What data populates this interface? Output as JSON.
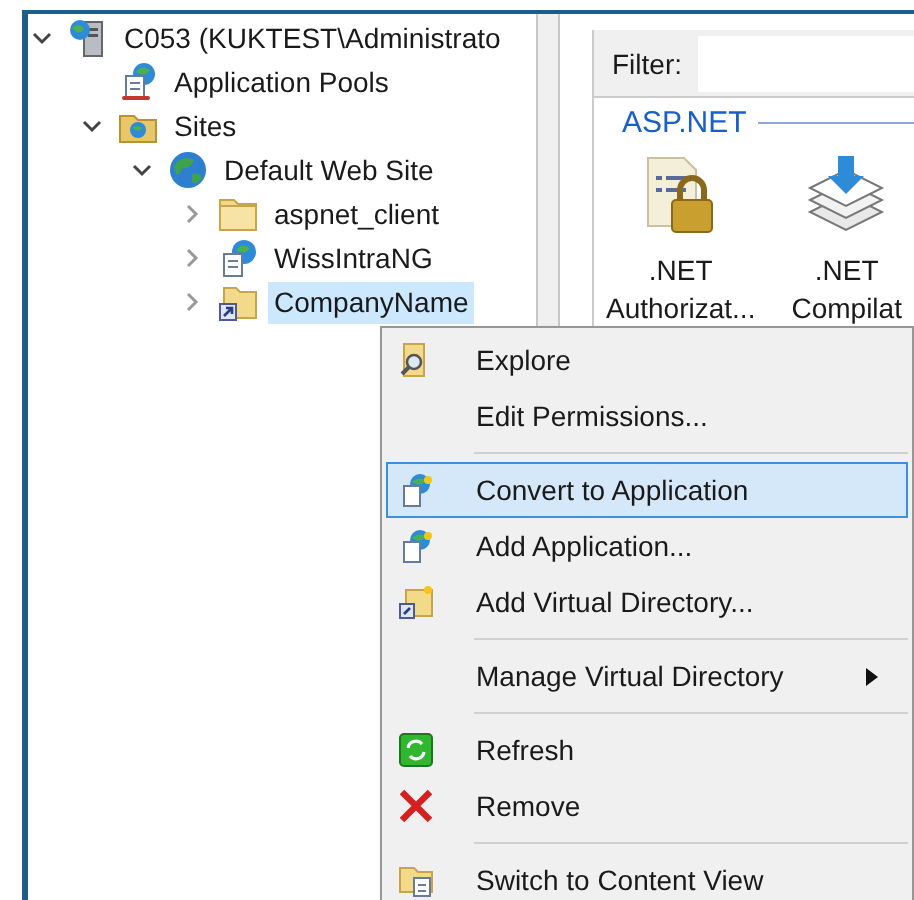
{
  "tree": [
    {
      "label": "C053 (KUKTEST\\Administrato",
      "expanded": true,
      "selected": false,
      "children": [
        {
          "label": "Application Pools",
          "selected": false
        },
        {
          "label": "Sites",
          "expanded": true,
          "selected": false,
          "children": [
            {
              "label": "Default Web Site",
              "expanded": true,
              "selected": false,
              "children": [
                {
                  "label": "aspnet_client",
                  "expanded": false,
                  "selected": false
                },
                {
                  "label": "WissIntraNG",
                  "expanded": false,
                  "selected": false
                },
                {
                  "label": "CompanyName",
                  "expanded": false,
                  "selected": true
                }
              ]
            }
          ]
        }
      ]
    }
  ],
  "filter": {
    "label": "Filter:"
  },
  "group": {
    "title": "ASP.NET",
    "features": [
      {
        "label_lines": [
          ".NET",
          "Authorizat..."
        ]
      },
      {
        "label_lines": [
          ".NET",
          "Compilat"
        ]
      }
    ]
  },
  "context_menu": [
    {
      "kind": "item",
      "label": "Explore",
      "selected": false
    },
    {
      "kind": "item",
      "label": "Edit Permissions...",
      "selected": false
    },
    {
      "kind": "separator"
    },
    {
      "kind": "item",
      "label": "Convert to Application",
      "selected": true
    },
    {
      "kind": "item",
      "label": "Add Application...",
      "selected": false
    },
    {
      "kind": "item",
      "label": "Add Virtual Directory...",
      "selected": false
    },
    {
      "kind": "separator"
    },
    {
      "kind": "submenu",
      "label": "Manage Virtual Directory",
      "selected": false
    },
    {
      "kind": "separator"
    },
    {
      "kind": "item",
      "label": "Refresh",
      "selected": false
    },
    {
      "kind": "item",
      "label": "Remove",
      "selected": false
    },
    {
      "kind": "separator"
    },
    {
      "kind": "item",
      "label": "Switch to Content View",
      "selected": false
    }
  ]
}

**Work instructions**
Extract every line of the records above that contains the word "Directory".

**Complete response**
      "label": "Add Virtual Directory...",
      "label": "Manage Virtual Directory",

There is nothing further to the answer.